§ **Brief**: What follows is a set of records, each of which is to be written out exactly.

§ **Material supplied**:
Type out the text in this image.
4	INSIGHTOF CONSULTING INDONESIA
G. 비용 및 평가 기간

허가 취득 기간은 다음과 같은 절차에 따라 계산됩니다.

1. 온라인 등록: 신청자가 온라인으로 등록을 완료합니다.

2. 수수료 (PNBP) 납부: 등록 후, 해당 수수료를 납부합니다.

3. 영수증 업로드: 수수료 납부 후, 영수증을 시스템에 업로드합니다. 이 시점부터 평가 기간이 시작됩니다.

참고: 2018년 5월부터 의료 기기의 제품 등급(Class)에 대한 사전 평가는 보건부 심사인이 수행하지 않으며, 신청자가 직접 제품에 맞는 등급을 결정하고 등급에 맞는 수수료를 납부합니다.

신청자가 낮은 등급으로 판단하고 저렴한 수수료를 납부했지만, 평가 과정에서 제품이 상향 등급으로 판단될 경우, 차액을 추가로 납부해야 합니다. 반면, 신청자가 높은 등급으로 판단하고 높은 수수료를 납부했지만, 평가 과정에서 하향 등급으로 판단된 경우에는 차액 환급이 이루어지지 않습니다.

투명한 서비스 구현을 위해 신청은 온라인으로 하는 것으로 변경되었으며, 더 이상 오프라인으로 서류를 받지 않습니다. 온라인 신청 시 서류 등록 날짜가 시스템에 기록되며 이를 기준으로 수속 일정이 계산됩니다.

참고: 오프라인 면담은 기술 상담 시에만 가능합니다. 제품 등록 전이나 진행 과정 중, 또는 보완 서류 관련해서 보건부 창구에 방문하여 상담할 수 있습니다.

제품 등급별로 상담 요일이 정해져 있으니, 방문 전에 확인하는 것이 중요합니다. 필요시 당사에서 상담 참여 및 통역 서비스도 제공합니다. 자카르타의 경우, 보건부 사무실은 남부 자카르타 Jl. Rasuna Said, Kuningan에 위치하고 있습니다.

§ **Solution below**:
Type out the text in this image.
4	INSIGHTOF CONSULTING INDONESIA
G. 비용 및 평가 기간

허가 취득 기간은 다음과 같은 절차에 따라 계산됩니다.

1. 온라인 등록: 신청자가 온라인으로 등록을 완료합니다.

2. 수수료 (PNBP) 납부: 등록 후, 해당 수수료를 납부합니다.

3. 영수증 업로드: 수수료 납부 후, 영수증을 시스템에 업로드합니다. 이 시점부터 평가 기간이 시작됩니다.

참고: 2018년 5월부터 의료 기기의 제품 등급(Class)에 대한 사전 평가는 보건부 심사인이 수행하지 않으며, 신청자가 직접 제품에 맞는 등급을 결정하고 등급에 맞는 수수료를 납부합니다.

신청자가 낮은 등급으로 판단하고 저렴한 수수료를 납부했지만, 평가 과정에서 제품이 상향 등급으로 판단될 경우, 차액을 추가로 납부해야 합니다. 반면, 신청자가 높은 등급으로 판단하고 높은 수수료를 납부했지만, 평가 과정에서 하향 등급으로 판단된 경우에는 차액 환급이 이루어지지 않습니다.

투명한 서비스 구현을 위해 신청은 온라인으로 하는 것으로 변경되었으며, 더 이상 오프라인으로 서류를 받지 않습니다. 온라인 신청 시 서류 등록 날짜가 시스템에 기록되며 이를 기준으로 수속 일정이 계산됩니다.

참고: 오프라인 면담은 기술 상담 시에만 가능합니다. 제품 등록 전이나 진행 과정 중, 또는 보완 서류 관련해서 보건부 창구에 방문하여 상담할 수 있습니다.

제품 등급별로 상담 요일이 정해져 있으니, 방문 전에 확인하는 것이 중요합니다. 필요시 당사에서 상담 참여 및 통역 서비스도 제공합니다. 자카르타의 경우, 보건부 사무실은 남부 자카르타 Jl. Rasuna Said, Kuningan에 위치하고 있습니다.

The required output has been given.